▶ _EXERCISE REQUIREMENTS_
Repeat exactly the lines of the listing from the line containing "What data populates" through its last line, and nothing beyond them.

— Start of MATERIAL TO PROCESS —

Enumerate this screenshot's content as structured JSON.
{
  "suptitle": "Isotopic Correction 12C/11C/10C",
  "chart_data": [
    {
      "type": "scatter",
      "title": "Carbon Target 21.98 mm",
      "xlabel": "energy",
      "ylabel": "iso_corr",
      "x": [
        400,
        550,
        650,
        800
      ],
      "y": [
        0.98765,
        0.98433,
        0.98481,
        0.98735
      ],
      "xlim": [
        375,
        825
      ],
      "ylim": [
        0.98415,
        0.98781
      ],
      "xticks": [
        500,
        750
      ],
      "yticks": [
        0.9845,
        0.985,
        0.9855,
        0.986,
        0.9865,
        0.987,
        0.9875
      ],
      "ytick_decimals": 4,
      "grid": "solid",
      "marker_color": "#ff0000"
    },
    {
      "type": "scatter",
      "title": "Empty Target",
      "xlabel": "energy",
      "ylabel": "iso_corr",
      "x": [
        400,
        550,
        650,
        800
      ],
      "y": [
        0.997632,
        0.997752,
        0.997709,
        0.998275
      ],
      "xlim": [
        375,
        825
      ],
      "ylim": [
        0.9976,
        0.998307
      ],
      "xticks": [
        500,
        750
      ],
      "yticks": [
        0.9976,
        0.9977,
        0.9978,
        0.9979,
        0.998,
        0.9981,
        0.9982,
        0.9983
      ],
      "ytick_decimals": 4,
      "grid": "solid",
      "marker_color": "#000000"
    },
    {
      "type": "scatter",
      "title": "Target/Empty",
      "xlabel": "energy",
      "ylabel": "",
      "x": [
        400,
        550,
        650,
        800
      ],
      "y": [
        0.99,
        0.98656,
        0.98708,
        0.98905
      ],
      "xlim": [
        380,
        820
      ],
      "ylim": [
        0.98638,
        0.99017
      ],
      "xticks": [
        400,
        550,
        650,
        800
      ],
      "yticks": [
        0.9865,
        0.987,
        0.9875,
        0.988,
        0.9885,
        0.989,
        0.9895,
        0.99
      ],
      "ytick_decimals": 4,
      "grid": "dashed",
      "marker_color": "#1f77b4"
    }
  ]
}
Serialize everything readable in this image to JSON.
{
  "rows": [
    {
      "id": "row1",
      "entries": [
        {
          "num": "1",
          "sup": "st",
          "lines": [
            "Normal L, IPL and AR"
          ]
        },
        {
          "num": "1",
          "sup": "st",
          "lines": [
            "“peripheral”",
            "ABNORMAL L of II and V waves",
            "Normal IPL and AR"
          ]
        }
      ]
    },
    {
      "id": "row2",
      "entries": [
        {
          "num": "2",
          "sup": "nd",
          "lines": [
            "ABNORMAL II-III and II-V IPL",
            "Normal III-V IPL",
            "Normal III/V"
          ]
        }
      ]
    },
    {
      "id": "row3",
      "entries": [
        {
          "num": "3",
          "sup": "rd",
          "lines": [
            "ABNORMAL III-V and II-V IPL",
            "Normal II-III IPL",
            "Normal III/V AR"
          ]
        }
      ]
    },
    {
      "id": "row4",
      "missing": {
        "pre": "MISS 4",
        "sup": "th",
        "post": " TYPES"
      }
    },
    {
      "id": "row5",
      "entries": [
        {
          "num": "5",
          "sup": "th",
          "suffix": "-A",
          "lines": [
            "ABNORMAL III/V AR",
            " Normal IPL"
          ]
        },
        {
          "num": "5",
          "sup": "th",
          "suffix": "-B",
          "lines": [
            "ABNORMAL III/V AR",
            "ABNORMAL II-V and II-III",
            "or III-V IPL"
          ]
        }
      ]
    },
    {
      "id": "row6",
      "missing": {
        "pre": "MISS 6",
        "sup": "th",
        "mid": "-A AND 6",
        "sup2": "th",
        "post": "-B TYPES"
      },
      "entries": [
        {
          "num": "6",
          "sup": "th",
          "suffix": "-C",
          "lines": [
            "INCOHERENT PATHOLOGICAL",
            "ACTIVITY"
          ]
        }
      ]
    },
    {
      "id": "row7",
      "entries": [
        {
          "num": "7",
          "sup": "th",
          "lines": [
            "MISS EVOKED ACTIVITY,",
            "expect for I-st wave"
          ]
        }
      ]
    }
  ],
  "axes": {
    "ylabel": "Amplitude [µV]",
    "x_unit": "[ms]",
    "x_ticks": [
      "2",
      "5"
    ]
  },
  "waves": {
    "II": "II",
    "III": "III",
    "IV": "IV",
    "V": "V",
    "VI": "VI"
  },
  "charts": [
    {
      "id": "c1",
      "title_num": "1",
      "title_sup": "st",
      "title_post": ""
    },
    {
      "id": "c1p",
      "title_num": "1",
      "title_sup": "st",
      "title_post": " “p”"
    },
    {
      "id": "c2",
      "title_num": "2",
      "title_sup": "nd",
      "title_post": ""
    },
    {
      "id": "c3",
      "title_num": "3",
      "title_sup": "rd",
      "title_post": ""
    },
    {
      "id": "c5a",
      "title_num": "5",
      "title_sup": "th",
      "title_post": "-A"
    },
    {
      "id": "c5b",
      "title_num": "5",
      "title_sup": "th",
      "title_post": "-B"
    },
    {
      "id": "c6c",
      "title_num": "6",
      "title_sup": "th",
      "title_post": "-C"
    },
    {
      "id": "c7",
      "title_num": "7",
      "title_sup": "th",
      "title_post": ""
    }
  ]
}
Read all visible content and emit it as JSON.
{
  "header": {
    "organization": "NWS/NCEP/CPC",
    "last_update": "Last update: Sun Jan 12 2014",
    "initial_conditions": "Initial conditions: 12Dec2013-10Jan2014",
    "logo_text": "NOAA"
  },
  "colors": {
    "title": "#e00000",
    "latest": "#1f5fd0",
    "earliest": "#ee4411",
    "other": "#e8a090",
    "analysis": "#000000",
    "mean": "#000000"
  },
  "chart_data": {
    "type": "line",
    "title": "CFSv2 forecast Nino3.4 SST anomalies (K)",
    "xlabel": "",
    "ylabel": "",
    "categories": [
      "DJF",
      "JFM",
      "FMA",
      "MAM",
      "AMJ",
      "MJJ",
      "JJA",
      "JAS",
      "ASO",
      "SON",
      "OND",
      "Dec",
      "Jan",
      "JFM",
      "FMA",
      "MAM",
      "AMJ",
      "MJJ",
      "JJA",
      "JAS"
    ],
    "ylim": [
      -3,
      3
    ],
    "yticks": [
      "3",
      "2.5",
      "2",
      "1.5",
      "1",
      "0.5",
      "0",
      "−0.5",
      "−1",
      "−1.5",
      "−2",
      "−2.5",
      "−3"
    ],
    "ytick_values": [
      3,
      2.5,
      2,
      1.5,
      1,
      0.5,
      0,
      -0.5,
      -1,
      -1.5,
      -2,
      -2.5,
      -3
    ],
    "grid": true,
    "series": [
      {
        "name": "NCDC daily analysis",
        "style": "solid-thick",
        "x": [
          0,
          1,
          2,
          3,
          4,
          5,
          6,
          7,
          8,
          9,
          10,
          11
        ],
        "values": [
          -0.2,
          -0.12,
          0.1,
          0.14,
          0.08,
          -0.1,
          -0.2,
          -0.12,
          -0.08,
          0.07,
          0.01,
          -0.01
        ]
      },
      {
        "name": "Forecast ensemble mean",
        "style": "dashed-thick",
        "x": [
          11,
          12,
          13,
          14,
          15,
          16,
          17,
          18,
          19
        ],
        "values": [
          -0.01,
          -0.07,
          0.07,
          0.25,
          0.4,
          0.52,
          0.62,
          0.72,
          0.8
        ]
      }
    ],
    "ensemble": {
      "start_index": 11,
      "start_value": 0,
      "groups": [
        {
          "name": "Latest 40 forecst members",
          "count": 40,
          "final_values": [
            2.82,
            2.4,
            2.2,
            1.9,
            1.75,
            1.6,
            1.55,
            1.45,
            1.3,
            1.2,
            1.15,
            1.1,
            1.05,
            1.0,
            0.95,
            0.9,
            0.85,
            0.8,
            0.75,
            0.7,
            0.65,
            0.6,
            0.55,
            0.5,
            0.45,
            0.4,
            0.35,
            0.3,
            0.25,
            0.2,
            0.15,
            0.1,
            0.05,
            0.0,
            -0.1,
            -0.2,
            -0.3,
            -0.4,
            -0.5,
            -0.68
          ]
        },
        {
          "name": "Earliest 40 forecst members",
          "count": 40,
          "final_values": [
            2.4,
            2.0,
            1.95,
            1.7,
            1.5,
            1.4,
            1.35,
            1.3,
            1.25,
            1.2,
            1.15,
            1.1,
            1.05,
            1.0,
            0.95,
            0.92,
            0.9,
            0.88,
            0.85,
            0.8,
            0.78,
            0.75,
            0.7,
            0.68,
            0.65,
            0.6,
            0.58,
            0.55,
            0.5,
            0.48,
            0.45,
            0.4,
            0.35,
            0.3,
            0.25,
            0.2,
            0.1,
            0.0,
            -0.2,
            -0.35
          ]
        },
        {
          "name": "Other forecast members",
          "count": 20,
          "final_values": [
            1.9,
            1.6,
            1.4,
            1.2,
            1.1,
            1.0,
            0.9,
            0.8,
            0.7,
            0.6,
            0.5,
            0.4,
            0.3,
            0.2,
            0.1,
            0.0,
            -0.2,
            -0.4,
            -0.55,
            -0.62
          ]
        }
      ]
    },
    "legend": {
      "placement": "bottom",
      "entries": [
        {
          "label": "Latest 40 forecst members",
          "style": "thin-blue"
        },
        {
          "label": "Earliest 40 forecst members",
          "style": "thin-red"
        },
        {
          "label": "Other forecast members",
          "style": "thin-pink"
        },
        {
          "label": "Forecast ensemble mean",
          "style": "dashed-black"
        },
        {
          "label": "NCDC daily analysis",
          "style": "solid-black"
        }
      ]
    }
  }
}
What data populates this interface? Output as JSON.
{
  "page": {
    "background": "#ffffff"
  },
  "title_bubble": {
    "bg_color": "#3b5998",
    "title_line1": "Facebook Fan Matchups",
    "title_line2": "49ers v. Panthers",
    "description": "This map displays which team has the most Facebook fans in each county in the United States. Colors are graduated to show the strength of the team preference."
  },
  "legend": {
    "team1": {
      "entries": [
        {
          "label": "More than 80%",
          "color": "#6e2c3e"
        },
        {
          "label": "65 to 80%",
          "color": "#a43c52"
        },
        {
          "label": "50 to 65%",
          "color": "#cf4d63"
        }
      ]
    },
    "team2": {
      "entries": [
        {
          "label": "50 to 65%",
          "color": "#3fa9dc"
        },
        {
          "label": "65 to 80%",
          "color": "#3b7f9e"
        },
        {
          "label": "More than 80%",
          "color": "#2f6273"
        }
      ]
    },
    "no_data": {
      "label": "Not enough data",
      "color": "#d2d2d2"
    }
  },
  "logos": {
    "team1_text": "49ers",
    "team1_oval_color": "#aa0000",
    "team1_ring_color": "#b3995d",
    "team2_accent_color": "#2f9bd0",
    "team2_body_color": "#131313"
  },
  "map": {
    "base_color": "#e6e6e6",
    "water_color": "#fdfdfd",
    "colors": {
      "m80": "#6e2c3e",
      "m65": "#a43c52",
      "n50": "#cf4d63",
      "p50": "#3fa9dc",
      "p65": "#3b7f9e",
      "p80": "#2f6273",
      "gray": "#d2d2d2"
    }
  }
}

— End of MATERIAL TO PROCESS —

▶ _TASK ANSWER_
What data populates this interface? Output as JSON.
{
  "page": {
    "background": "#ffffff"
  },
  "title_bubble": {
    "bg_color": "#3b5998",
    "title_line1": "Facebook Fan Matchups",
    "title_line2": "49ers v. Panthers",
    "description": "This map displays which team has the most Facebook fans in each county in the United States. Colors are graduated to show the strength of the team preference."
  },
  "legend": {
    "team1": {
      "entries": [
        {
          "label": "More than 80%",
          "color": "#6e2c3e"
        },
        {
          "label": "65 to 80%",
          "color": "#a43c52"
        },
        {
          "label": "50 to 65%",
          "color": "#cf4d63"
        }
      ]
    },
    "team2": {
      "entries": [
        {
          "label": "50 to 65%",
          "color": "#3fa9dc"
        },
        {
          "label": "65 to 80%",
          "color": "#3b7f9e"
        },
        {
          "label": "More than 80%",
          "color": "#2f6273"
        }
      ]
    },
    "no_data": {
      "label": "Not enough data",
      "color": "#d2d2d2"
    }
  },
  "logos": {
    "team1_text": "49ers",
    "team1_oval_color": "#aa0000",
    "team1_ring_color": "#b3995d",
    "team2_accent_color": "#2f9bd0",
    "team2_body_color": "#131313"
  },
  "map": {
    "base_color": "#e6e6e6",
    "water_color": "#fdfdfd",
    "colors": {
      "m80": "#6e2c3e",
      "m65": "#a43c52",
      "n50": "#cf4d63",
      "p50": "#3fa9dc",
      "p65": "#3b7f9e",
      "p80": "#2f6273",
      "gray": "#d2d2d2"
    }
  }
}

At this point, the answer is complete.